Task brief:
All the records that follow need to be reproduced exactly. Omit the images.

Records to process:
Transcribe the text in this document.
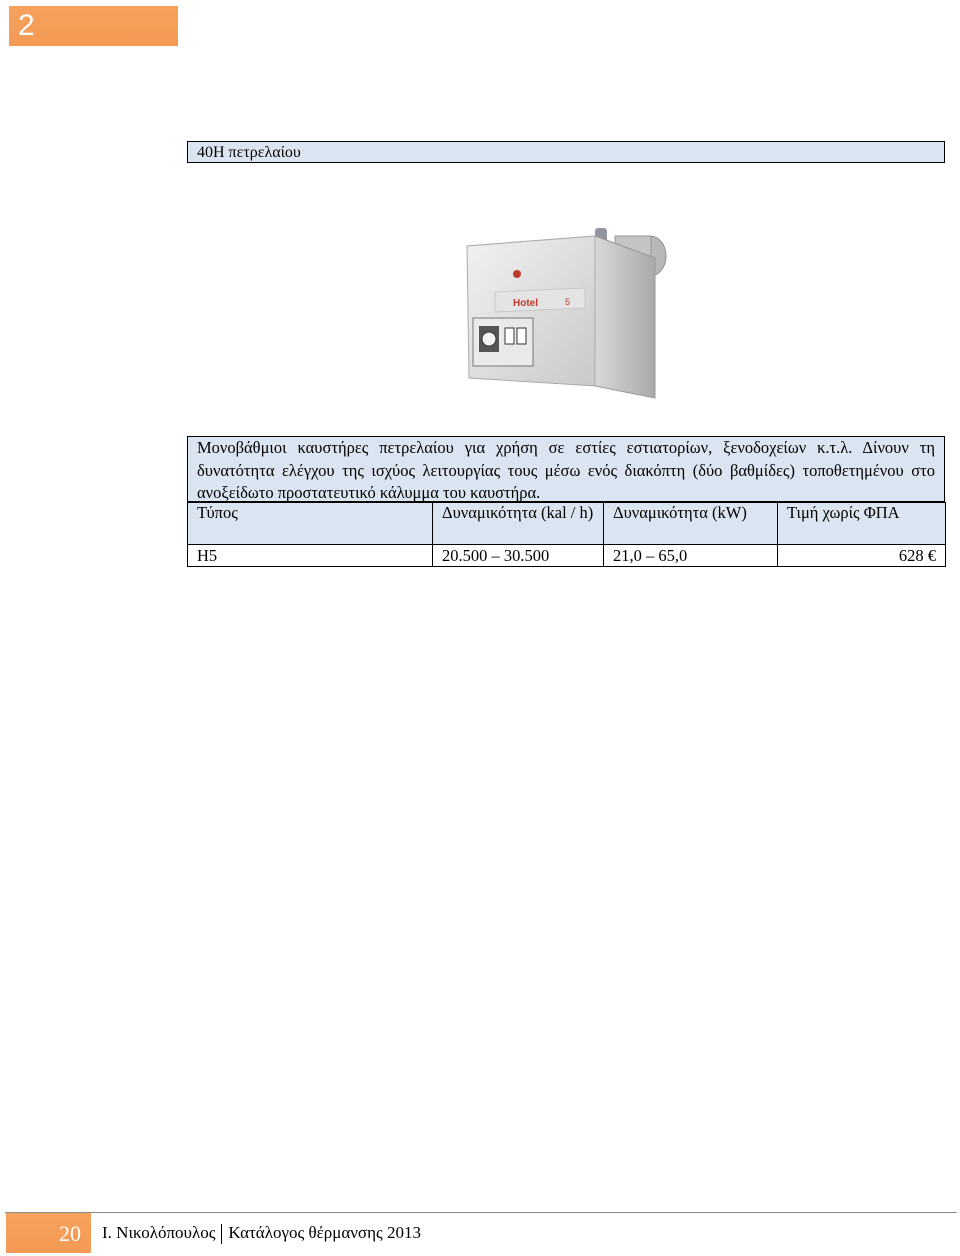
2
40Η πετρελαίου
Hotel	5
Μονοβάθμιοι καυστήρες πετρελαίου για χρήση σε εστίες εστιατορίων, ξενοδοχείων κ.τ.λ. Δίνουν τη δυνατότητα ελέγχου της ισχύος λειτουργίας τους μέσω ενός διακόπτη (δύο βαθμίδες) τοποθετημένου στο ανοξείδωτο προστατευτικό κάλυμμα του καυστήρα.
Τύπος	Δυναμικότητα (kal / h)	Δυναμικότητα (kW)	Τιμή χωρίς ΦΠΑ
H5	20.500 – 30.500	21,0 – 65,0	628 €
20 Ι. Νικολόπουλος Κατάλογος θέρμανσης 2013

Complete answer:
Transcribe the text in this document.
2
40Η πετρελαίου
Hotel	5
Μονοβάθμιοι καυστήρες πετρελαίου για χρήση σε εστίες εστιατορίων, ξενοδοχείων κ.τ.λ. Δίνουν τη δυνατότητα ελέγχου της ισχύος λειτουργίας τους μέσω ενός διακόπτη (δύο βαθμίδες) τοποθετημένου στο ανοξείδωτο προστατευτικό κάλυμμα του καυστήρα.
Τύπος	Δυναμικότητα (kal / h)	Δυναμικότητα (kW)	Τιμή χωρίς ΦΠΑ
H5	20.500 – 30.500	21,0 – 65,0	628 €
20 Ι. Νικολόπουλος Κατάλογος θέρμανσης 2013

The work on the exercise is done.